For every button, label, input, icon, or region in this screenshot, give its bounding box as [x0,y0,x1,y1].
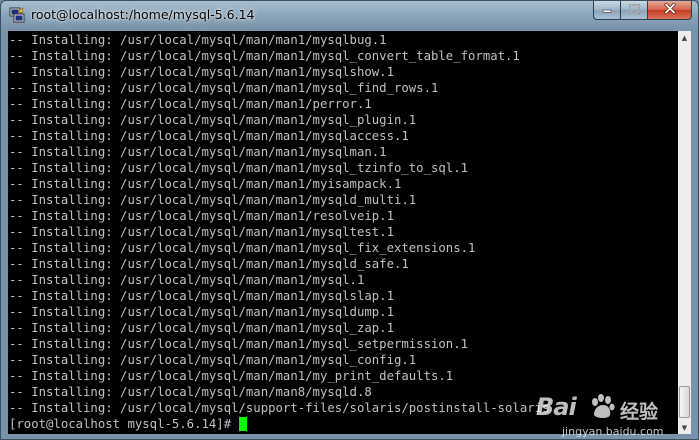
scroll-thumb[interactable] [679,386,690,418]
scroll-up-arrow[interactable]: ▲ [678,31,691,44]
terminal-line: -- Installing: /usr/local/mysql/man/man1… [9,241,476,255]
watermark-logo-text: Bai [536,393,577,421]
putty-icon[interactable] [9,7,25,23]
watermark-url: jingyan.baidu.com [562,425,664,438]
shell-prompt: [root@localhost mysql-5.6.14]# [9,417,239,431]
terminal-line: -- Installing: /usr/local/mysql/man/man1… [9,49,520,63]
terminal-line: -- Installing: /usr/local/mysql/man/man1… [9,225,394,239]
terminal-line: -- Installing: /usr/local/mysql/man/man1… [9,193,417,207]
terminal-line: -- Installing: /usr/local/mysql/man/man1… [9,273,365,287]
terminal-output[interactable]: -- Installing: /usr/local/mysql/man/man1… [8,31,678,434]
terminal-line: -- Installing: /usr/local/mysql/man/man1… [9,97,372,111]
title-bar[interactable]: root@localhost:/home/mysql-5.6.14 [1,1,698,31]
terminal-line: -- Installing: /usr/local/mysql/man/man1… [9,145,387,159]
terminal-line: -- Installing: /usr/local/mysql/man/man1… [9,129,409,143]
terminal-line: -- Installing: /usr/local/mysql/man/man1… [9,113,417,127]
terminal-line: -- Installing: /usr/local/mysql/man/man1… [9,369,454,383]
caption-buttons [593,1,692,21]
terminal-line: -- Installing: /usr/local/mysql/man/man1… [9,65,394,79]
close-icon [663,1,676,19]
terminal-line: -- Installing: /usr/local/mysql/man/man1… [9,353,417,367]
paw-icon [588,393,616,421]
terminal-window: root@localhost:/home/mysql-5.6.14 -- Ins… [0,0,699,440]
terminal-line: -- Installing: /usr/local/mysql/man/man1… [9,209,394,223]
maximize-button[interactable] [620,1,647,20]
vertical-scrollbar[interactable]: ▲ ▼ [678,31,691,434]
terminal-line: -- Installing: /usr/local/mysql/man/man1… [9,289,394,303]
terminal-line: -- Installing: /usr/local/mysql/man/man1… [9,337,469,351]
chevron-down-icon: ▼ [681,423,688,432]
chevron-up-icon: ▲ [681,33,688,42]
watermark-suffix: 经验 [620,401,659,423]
terminal-line: -- Installing: /usr/local/mysql/man/man1… [9,81,439,95]
scroll-down-arrow[interactable]: ▼ [678,421,691,434]
text-cursor [238,417,247,431]
terminal-line: -- Installing: /usr/local/mysql/man/man1… [9,305,394,319]
window-title: root@localhost:/home/mysql-5.6.14 [31,7,255,22]
baidu-watermark: Bai 经验 jingyan.baidu.com [536,391,676,439]
maximize-icon [628,1,640,19]
terminal-line: -- Installing: /usr/local/mysql/man/man1… [9,257,409,271]
terminal-line: -- Installing: /usr/local/mysql/man/man1… [9,177,402,191]
minimize-button[interactable] [593,1,620,20]
terminal-line: -- Installing: /usr/local/mysql/man/man1… [9,321,394,335]
terminal-line: -- Installing: /usr/local/mysql/man/man1… [9,161,469,175]
minimize-icon [602,1,612,19]
terminal-line: -- Installing: /usr/local/mysql/man/man1… [9,33,387,47]
close-button[interactable] [647,1,692,20]
terminal-client-area[interactable]: -- Installing: /usr/local/mysql/man/man1… [8,31,691,438]
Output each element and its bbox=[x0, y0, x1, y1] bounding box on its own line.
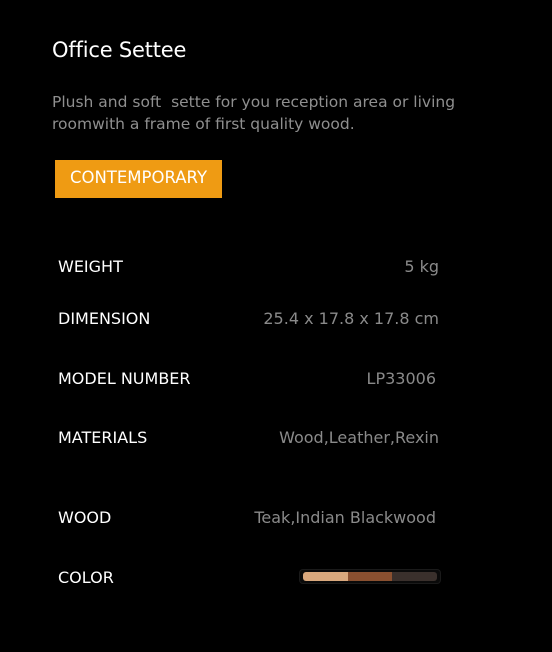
wood-label: WOOD bbox=[58, 508, 112, 527]
dimension-value: 25.4 x 17.8 x 17.8 cm bbox=[263, 309, 439, 328]
wood-value: Teak,Indian Blackwood bbox=[254, 508, 436, 527]
color-swatch-light-wood[interactable] bbox=[303, 572, 348, 581]
color-label: COLOR bbox=[58, 568, 114, 587]
style-badge: CONTEMPORARY bbox=[55, 160, 222, 198]
materials-label: MATERIALS bbox=[58, 428, 148, 447]
product-description: Plush and soft sette for you reception a… bbox=[52, 93, 460, 133]
color-swatch-medium-wood[interactable] bbox=[347, 572, 393, 581]
model-number-value: LP33006 bbox=[366, 369, 436, 388]
weight-value: 5 kg bbox=[404, 257, 439, 276]
dimension-label: DIMENSION bbox=[58, 309, 151, 328]
materials-value: Wood,Leather,Rexin bbox=[279, 428, 439, 447]
product-title: Office Settee bbox=[52, 38, 187, 62]
weight-label: WEIGHT bbox=[58, 257, 123, 276]
model-number-label: MODEL NUMBER bbox=[58, 369, 191, 388]
color-swatches bbox=[300, 570, 440, 583]
color-swatch-dark-wood[interactable] bbox=[392, 572, 438, 581]
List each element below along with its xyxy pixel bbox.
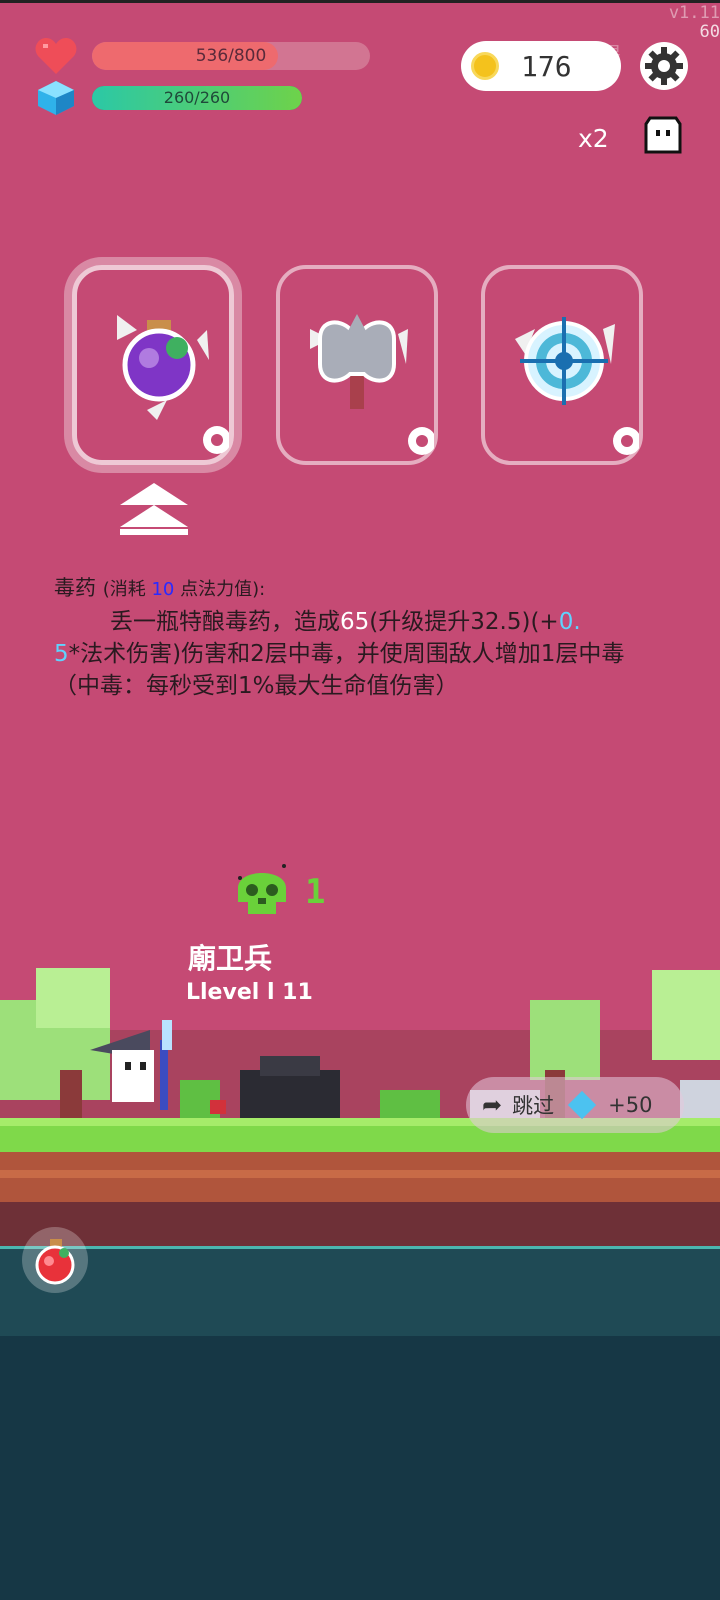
fps-counter: 60 (699, 22, 720, 42)
gear-icon (645, 47, 683, 85)
tree-left (0, 968, 110, 1120)
ratio-part-b: 5 (54, 641, 69, 667)
cost-prefix: (消耗 (102, 579, 152, 600)
top-border (0, 0, 720, 3)
axe-icon (310, 314, 434, 455)
tree-right (652, 970, 720, 1060)
damage-value: 65 (340, 609, 370, 635)
coin-value: 176 (521, 49, 572, 83)
hp-row: 536/800 (34, 36, 370, 76)
cost-suffix: 点法力值): (174, 579, 266, 600)
heart-icon (35, 38, 77, 74)
selected-upgrade-arrow-icon (120, 483, 188, 535)
version-info: v1.11 60 (669, 4, 720, 42)
settings-button[interactable] (640, 42, 688, 90)
pause-ghost-button[interactable] (640, 114, 686, 160)
hp-bar: 536/800 (92, 42, 370, 70)
effect-part-b: (升级提升32.5)(+ (369, 609, 559, 635)
hp-text: 536/800 (195, 46, 267, 66)
poison-stack-count: 1 (305, 872, 326, 912)
skip-label: 跳过 (512, 1094, 555, 1118)
game-scene (0, 968, 720, 1600)
mp-bar: 260/260 (92, 86, 302, 110)
mana-cost: 10 (151, 579, 175, 600)
ratio-part-a: 0. (558, 609, 581, 635)
skill-description: 毒药 (消耗 10 点法力值): 丢一瓶特酿毒药，造成65(升级提升32.5)(… (54, 572, 666, 702)
skill-name: 毒药 (54, 576, 96, 600)
skill-card-axe[interactable] (276, 265, 438, 465)
enemy-name: 廟卫兵 (188, 942, 273, 975)
mp-row: 260/260 (34, 80, 302, 116)
skill-effect-text: 丢一瓶特酿毒药，造成65(升级提升32.5)(+0. 5*法术伤害)伤害和2层中毒… (54, 606, 666, 702)
poison-skull-icon (238, 864, 286, 914)
mp-text: 260/260 (163, 88, 231, 107)
effect-part-a: 丢一瓶特酿毒药，造成 (110, 609, 340, 635)
skill-title-line: 毒药 (消耗 10 点法力值): (54, 572, 666, 606)
coin-icon (471, 52, 499, 80)
enemy-level: Llevel l 11 (186, 980, 313, 1005)
effect-part-c: *法术伤害)伤害和2层中毒，并使周围敌人增加1层中毒（中毒：每秒受到1%最大生命… (54, 641, 625, 699)
crosshair-icon (515, 317, 639, 455)
purple-potion-icon (117, 315, 229, 454)
crystal-reward-icon (567, 1090, 597, 1120)
game-speed-button[interactable]: x2 (578, 124, 609, 153)
version-label: v1.11 (668, 3, 720, 23)
coin-counter: 176 (461, 41, 621, 91)
red-potion-icon (35, 1239, 75, 1285)
potion-quick-button[interactable] (22, 1227, 88, 1293)
skip-bonus: +50 (608, 1093, 653, 1117)
mana-crystal-icon (38, 81, 74, 115)
skip-arrow-icon: ➦ (482, 1091, 503, 1119)
skill-card-poison[interactable] (72, 265, 234, 465)
skip-button[interactable]: ➦ 跳过 +50 (466, 1077, 684, 1133)
skill-card-target[interactable] (481, 265, 643, 465)
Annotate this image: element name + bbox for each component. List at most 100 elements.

* [ZADANIE DO WYKONANIA]:
Skopiuj bez żadnych zmian wszystkie wiersze danych, od wiersza zawierającego „fps-counter: 60 (699, 22, 720, 42)” aż do wiersza zawierającego „skill-effect-text: 丢一瓶特酿毒药，造成65(升级提升32.5)(+0. 5*法术伤害)伤害和2层中毒…”, włącznie z oboma.

* [PEŁNA ODPOWIEDŹ]:
fps-counter: 60 (699, 22, 720, 42)
gear-icon (645, 47, 683, 85)
tree-left (0, 968, 110, 1120)
ratio-part-b: 5 (54, 641, 69, 667)
cost-prefix: (消耗 (102, 579, 152, 600)
top-border (0, 0, 720, 3)
axe-icon (310, 314, 434, 455)
tree-right (652, 970, 720, 1060)
damage-value: 65 (340, 609, 370, 635)
coin-value: 176 (521, 49, 572, 83)
hp-row: 536/800 (34, 36, 370, 76)
cost-suffix: 点法力值): (174, 579, 266, 600)
heart-icon (35, 38, 77, 74)
selected-upgrade-arrow-icon (120, 483, 188, 535)
version-info: v1.11 60 (669, 4, 720, 42)
settings-button[interactable] (640, 42, 688, 90)
pause-ghost-button[interactable] (640, 114, 686, 160)
hp-bar: 536/800 (92, 42, 370, 70)
effect-part-b: (升级提升32.5)(+ (369, 609, 559, 635)
hp-text: 536/800 (195, 46, 267, 66)
poison-stack-count: 1 (305, 872, 326, 912)
skip-label: 跳过 (512, 1094, 555, 1118)
game-scene (0, 968, 720, 1600)
mp-bar: 260/260 (92, 86, 302, 110)
mana-cost: 10 (151, 579, 175, 600)
ratio-part-a: 0. (558, 609, 581, 635)
skill-description: 毒药 (消耗 10 点法力值): 丢一瓶特酿毒药，造成65(升级提升32.5)(… (54, 572, 666, 702)
skill-name: 毒药 (54, 576, 96, 600)
skill-card-axe[interactable] (276, 265, 438, 465)
enemy-name: 廟卫兵 (188, 942, 273, 975)
mp-row: 260/260 (34, 80, 302, 116)
skill-effect-text: 丢一瓶特酿毒药，造成65(升级提升32.5)(+0. 5*法术伤害)伤害和2层中毒… (54, 606, 666, 702)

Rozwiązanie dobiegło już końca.